• **Records for the task**:
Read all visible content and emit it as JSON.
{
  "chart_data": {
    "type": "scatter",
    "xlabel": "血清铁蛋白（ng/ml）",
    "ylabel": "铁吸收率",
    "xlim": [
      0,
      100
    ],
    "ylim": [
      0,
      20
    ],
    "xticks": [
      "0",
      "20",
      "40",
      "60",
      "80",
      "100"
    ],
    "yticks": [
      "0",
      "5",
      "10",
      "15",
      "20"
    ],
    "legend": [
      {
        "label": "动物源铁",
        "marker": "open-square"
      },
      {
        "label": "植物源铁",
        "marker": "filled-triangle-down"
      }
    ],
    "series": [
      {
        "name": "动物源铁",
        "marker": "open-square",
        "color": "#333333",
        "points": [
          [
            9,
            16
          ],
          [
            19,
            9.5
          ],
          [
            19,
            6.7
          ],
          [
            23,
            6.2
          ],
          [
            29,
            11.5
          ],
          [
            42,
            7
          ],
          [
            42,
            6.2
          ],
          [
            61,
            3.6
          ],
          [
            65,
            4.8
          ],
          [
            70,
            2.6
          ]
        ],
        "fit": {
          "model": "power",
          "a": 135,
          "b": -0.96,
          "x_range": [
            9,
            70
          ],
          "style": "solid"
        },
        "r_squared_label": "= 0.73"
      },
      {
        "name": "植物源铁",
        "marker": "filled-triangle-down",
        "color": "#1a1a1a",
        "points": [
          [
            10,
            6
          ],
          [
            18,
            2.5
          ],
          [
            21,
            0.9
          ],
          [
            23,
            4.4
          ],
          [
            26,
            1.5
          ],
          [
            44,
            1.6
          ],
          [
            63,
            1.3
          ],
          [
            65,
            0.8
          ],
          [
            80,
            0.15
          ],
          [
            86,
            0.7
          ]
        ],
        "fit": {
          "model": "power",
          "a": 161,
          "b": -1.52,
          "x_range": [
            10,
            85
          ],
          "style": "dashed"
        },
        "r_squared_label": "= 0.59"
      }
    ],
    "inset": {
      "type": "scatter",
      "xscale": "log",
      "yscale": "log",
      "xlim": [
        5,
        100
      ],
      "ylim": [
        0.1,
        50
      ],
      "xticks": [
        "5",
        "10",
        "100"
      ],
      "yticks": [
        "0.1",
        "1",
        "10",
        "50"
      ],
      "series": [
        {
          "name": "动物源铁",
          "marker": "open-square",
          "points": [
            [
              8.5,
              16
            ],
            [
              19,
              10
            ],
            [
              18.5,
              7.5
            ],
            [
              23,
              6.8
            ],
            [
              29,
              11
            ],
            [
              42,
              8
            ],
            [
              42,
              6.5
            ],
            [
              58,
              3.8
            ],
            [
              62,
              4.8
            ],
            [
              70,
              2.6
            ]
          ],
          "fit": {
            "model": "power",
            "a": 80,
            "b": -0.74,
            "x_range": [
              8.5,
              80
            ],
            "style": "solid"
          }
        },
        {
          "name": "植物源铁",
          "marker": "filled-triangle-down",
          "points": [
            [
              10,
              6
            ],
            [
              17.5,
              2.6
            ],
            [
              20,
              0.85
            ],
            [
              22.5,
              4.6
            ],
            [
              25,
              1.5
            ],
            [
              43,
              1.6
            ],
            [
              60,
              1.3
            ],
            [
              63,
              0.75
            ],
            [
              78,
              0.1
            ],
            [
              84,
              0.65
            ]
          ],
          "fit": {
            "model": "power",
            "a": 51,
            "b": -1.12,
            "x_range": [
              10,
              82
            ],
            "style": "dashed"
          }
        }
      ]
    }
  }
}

• **To do**: Pull out every line holding "name" from the records above, and copy it.

• **Answer for the task**:
        "name": "动物源铁",
        "name": "植物源铁",
          "name": "动物源铁",
          "name": "植物源铁",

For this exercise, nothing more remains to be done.